• [Aim] Locate each line containing the string "this" and copy it out.

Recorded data
• • • • • • •

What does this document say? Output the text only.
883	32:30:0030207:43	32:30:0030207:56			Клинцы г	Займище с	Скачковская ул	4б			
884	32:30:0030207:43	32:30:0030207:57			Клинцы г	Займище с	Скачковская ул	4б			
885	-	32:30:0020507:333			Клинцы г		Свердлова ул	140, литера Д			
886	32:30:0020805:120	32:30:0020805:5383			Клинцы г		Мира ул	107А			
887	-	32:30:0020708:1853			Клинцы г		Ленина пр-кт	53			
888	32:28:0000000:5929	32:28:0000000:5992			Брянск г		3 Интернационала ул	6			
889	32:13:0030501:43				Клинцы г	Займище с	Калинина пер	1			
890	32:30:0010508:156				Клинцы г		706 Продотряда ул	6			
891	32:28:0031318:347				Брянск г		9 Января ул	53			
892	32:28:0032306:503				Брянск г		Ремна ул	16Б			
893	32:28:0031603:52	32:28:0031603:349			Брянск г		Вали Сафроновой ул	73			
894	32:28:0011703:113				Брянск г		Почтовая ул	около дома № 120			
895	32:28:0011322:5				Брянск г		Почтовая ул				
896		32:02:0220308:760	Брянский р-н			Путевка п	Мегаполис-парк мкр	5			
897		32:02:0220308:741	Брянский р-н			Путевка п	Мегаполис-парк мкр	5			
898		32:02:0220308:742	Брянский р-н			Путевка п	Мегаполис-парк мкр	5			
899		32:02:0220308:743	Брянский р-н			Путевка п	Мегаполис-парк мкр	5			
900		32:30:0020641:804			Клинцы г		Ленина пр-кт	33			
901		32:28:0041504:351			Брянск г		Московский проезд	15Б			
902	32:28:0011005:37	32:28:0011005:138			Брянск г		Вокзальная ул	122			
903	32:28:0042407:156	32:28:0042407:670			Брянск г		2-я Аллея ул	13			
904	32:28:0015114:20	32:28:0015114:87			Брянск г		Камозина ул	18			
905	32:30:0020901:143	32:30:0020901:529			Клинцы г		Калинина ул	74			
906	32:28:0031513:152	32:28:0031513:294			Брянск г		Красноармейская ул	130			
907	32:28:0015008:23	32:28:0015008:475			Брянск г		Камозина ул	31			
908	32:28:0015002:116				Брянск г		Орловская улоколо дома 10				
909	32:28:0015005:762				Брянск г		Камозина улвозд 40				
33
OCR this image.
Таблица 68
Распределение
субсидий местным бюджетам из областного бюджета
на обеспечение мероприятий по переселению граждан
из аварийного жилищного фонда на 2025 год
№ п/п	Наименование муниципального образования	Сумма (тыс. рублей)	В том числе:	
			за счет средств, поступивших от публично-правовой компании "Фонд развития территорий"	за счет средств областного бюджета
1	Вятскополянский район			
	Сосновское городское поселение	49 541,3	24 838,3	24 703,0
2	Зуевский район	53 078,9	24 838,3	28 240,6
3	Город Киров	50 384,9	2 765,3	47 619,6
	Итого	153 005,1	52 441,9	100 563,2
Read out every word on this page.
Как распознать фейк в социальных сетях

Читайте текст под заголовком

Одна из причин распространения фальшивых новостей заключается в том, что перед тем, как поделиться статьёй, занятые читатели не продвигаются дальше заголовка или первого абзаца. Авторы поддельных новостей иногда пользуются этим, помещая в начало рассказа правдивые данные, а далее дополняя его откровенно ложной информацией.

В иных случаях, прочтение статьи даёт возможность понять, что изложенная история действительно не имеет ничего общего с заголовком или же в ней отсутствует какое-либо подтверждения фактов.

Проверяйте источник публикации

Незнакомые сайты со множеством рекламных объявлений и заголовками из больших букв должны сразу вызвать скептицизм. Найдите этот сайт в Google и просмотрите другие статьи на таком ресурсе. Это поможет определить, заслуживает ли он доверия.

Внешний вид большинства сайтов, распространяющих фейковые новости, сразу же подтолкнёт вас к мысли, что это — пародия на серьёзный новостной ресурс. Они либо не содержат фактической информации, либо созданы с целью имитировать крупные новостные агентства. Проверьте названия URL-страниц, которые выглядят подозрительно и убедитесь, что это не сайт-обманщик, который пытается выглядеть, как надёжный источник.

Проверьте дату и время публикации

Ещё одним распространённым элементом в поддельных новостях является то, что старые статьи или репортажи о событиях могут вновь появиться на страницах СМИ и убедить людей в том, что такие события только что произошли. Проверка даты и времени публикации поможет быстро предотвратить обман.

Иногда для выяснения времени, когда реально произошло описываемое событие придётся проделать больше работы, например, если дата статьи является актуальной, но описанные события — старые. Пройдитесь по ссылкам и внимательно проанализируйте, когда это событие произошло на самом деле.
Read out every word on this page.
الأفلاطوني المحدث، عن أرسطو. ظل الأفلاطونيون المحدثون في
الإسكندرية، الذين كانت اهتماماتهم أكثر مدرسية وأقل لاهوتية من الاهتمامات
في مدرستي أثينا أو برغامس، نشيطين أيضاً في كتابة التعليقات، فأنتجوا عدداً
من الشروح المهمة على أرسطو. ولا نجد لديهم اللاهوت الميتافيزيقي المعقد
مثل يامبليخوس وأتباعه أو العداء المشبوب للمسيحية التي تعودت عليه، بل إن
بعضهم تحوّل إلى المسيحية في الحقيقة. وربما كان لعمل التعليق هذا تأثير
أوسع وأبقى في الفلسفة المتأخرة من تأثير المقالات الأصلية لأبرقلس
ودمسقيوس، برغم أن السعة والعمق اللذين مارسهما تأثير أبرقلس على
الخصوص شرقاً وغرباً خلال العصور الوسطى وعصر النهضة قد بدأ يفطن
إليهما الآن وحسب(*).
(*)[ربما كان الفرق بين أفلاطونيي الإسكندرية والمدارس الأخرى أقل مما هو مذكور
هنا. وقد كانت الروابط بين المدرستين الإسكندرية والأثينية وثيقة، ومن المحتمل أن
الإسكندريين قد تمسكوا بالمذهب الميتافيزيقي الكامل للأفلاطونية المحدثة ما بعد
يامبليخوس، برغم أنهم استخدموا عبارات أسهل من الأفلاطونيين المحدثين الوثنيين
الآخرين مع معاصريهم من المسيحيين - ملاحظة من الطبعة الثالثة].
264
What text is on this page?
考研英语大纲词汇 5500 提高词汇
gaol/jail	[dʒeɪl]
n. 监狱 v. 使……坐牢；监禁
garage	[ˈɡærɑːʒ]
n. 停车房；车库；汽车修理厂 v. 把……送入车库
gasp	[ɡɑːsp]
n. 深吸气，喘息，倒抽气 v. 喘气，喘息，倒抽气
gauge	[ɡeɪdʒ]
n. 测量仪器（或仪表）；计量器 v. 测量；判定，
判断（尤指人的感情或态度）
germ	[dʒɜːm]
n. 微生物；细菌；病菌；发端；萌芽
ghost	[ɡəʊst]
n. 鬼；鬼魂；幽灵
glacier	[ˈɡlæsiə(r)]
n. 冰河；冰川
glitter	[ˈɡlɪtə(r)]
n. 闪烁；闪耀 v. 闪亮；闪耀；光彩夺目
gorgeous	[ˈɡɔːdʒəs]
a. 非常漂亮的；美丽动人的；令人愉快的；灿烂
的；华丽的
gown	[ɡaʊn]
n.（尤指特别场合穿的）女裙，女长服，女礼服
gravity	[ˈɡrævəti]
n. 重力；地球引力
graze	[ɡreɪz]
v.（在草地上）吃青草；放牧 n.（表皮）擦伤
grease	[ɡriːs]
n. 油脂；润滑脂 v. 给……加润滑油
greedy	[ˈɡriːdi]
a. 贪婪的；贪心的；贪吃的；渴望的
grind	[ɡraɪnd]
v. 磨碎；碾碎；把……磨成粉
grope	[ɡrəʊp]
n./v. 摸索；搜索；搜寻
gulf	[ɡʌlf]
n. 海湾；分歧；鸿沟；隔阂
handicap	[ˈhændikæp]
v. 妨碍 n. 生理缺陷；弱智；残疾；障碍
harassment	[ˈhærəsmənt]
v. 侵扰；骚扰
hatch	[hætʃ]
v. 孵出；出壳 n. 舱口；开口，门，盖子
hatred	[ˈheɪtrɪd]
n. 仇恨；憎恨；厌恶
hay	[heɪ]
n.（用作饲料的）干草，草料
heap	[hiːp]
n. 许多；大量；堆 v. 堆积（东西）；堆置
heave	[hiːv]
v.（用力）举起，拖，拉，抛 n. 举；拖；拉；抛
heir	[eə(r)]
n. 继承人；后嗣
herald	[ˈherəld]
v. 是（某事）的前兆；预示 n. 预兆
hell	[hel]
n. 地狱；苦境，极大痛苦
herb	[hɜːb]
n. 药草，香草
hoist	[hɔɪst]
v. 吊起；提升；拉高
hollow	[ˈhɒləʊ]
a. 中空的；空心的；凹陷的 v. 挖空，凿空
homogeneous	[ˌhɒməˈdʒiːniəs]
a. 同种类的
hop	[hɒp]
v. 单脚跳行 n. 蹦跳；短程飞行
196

• • • • • • •

• [Complete response]
What does this document say? Output the text only.
OCR this image.
Read out every word on this page.
Read out every word on this page.
What text is on this page?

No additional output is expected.